▶ _EXERCISE TASK_:
Look for the string "when" in every line, and copy each line that has it.

--- BEGIN PROVIDED RECORDS ---

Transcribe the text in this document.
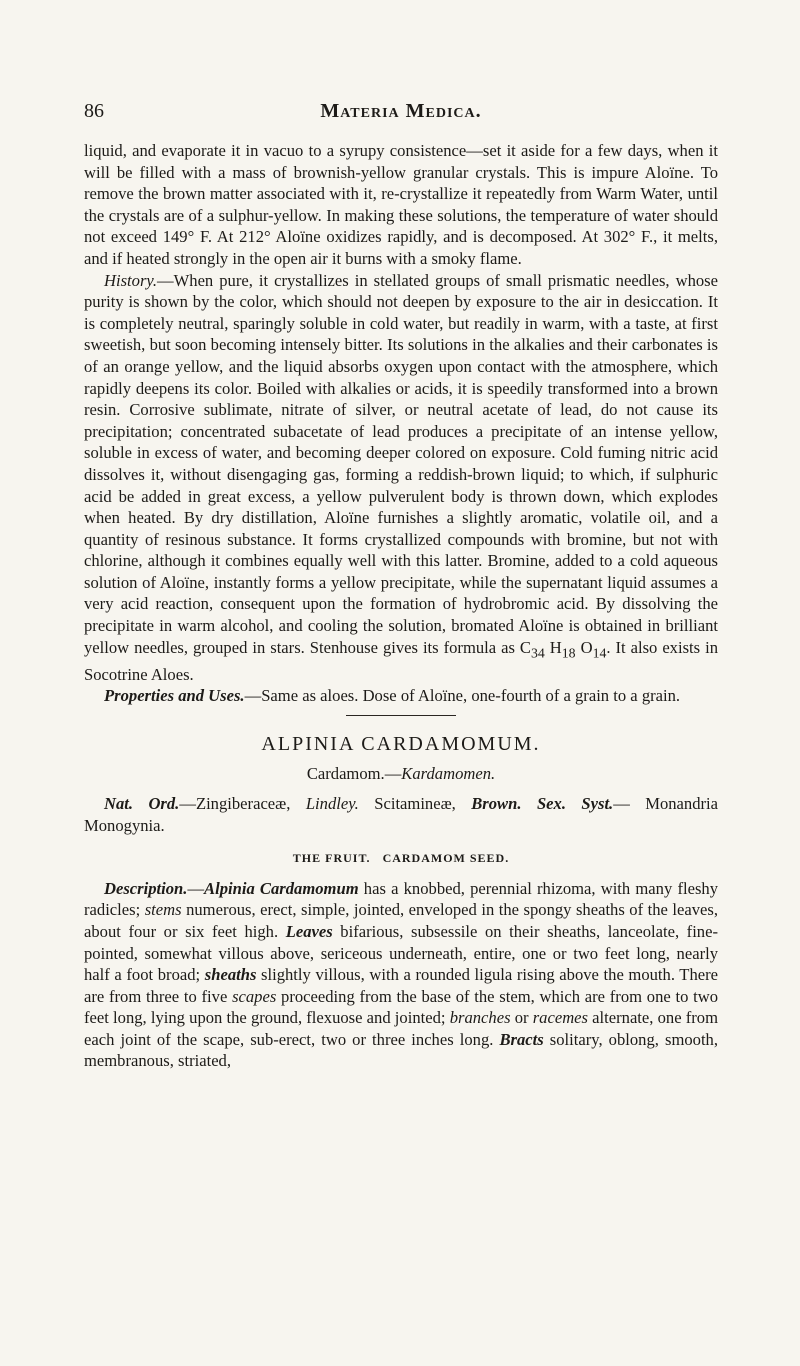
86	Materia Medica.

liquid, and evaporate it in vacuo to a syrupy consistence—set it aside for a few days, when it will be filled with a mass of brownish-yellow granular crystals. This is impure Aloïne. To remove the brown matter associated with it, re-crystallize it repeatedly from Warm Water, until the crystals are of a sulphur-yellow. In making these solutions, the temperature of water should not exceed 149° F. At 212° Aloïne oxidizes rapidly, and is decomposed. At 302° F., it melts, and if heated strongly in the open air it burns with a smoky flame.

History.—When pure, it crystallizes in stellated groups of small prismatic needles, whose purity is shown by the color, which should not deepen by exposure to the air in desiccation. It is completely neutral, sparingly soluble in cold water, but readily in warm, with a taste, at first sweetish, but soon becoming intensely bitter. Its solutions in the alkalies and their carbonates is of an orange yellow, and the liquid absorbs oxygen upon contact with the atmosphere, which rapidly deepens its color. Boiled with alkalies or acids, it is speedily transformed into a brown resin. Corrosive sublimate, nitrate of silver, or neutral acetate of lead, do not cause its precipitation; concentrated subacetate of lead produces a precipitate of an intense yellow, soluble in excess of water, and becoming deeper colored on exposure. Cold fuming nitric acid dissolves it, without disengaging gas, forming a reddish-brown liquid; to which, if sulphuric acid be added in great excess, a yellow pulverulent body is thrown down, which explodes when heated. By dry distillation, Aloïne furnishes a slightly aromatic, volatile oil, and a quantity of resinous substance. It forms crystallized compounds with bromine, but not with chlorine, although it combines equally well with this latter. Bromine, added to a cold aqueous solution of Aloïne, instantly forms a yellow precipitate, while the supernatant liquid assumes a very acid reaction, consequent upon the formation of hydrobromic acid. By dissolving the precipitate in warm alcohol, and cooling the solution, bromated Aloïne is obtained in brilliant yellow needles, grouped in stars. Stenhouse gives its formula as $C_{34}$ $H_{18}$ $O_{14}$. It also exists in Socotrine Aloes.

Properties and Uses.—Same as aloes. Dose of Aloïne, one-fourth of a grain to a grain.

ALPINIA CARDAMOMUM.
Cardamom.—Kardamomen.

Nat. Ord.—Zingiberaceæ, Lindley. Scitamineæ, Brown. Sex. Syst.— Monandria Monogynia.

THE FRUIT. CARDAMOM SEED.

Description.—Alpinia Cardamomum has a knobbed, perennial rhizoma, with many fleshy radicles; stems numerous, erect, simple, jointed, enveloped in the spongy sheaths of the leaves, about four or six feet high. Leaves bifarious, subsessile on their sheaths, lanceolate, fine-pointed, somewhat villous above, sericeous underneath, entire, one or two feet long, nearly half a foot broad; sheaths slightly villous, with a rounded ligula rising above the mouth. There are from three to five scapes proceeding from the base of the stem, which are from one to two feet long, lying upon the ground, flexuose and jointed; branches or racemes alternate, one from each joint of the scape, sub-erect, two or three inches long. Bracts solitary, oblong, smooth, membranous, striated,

--- END PROVIDED RECORDS ---
--- BEGIN PROVIDED RECORDS ---

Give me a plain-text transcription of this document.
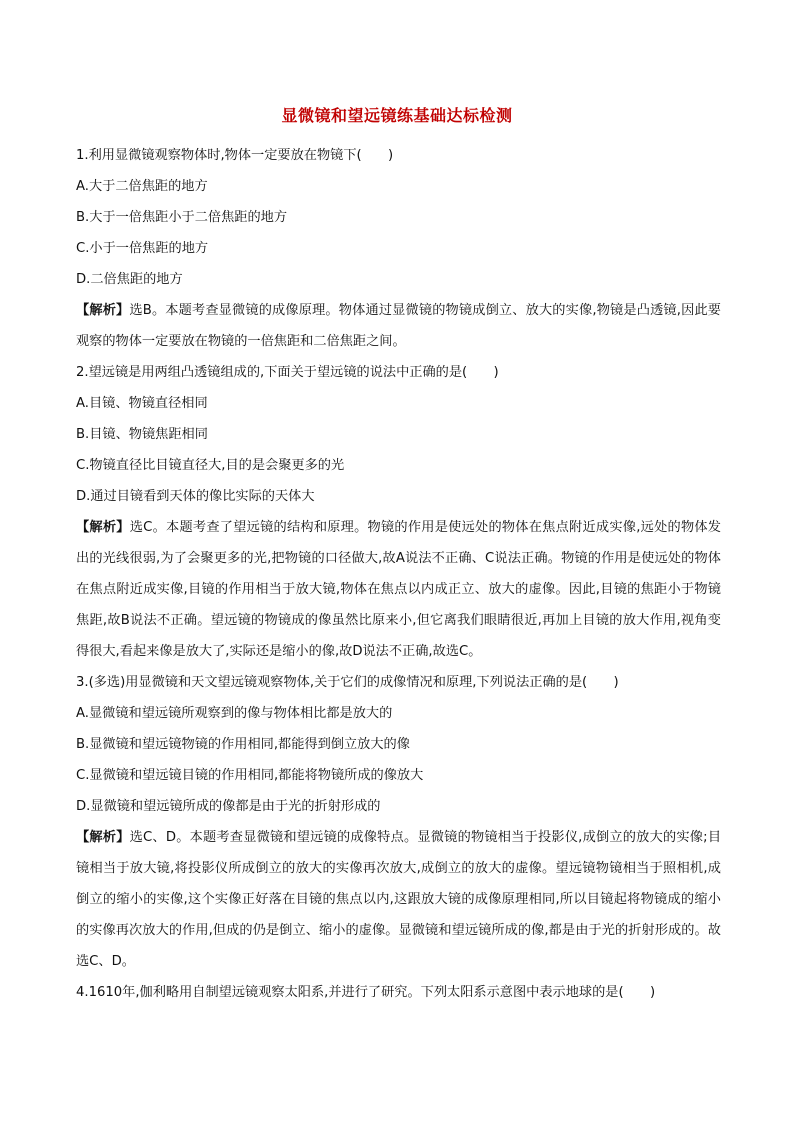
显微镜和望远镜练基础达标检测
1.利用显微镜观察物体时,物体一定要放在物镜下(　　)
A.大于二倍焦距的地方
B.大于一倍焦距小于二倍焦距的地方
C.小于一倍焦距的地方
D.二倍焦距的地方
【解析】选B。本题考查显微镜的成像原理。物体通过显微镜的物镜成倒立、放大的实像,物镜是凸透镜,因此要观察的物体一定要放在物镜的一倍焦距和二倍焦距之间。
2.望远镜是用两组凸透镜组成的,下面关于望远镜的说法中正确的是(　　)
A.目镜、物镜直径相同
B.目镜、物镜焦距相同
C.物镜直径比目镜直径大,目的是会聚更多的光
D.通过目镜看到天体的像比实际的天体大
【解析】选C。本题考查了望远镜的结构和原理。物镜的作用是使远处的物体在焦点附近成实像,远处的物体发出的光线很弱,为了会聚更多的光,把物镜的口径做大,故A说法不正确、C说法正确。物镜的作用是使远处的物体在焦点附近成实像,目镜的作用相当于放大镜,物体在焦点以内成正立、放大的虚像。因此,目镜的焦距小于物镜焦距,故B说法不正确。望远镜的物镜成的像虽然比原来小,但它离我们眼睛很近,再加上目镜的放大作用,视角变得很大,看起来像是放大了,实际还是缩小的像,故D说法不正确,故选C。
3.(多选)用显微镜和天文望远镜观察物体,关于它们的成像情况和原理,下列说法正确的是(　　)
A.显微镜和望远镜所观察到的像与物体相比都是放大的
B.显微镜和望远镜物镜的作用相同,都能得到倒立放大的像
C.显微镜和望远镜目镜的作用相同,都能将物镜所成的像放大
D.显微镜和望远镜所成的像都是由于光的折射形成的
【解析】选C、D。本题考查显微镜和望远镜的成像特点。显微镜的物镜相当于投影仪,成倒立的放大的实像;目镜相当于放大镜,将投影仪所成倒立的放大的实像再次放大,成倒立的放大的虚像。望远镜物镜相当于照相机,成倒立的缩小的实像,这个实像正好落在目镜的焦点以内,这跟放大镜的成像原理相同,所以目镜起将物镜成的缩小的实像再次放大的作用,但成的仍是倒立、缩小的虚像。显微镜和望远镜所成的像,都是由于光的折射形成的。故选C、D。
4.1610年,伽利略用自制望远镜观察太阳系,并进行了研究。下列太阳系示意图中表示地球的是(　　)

--- END PROVIDED RECORDS ---

▶ _CORRECT OUTPUT_:
liquid, and evaporate it in vacuo to a syrupy consistence—set it aside for a few days, when it will be filled with a mass of brownish-yellow granular crystals. This is impure Aloïne. To remove the brown matter associated with it, re-crystallize it repeatedly from Warm Water, until the crystals are of a sulphur-yellow. In making these solutions, the temperature of water should not exceed 149° F. At 212° Aloïne oxidizes rapidly, and is decomposed. At 302° F., it melts, and if heated strongly in the open air it burns with a smoky flame.
History.—When pure, it crystallizes in stellated groups of small prismatic needles, whose purity is shown by the color, which should not deepen by exposure to the air in desiccation. It is completely neutral, sparingly soluble in cold water, but readily in warm, with a taste, at first sweetish, but soon becoming intensely bitter. Its solutions in the alkalies and their carbonates is of an orange yellow, and the liquid absorbs oxygen upon contact with the atmosphere, which rapidly deepens its color. Boiled with alkalies or acids, it is speedily transformed into a brown resin. Corrosive sublimate, nitrate of silver, or neutral acetate of lead, do not cause its precipitation; concentrated subacetate of lead produces a precipitate of an intense yellow, soluble in excess of water, and becoming deeper colored on exposure. Cold fuming nitric acid dissolves it, without disengaging gas, forming a reddish-brown liquid; to which, if sulphuric acid be added in great excess, a yellow pulverulent body is thrown down, which explodes when heated. By dry distillation, Aloïne furnishes a slightly aromatic, volatile oil, and a quantity of resinous substance. It forms crystallized compounds with bromine, but not with chlorine, although it combines equally well with this latter. Bromine, added to a cold aqueous solution of Aloïne, instantly forms a yellow precipitate, while the supernatant liquid assumes a very acid reaction, consequent upon the formation of hydrobromic acid. By dissolving the precipitate in warm alcohol, and cooling the solution, bromated Aloïne is obtained in brilliant yellow needles, grouped in stars. Stenhouse gives its formula as $C_{34}$ $H_{18}$ $O_{14}$. It also exists in Socotrine Aloes.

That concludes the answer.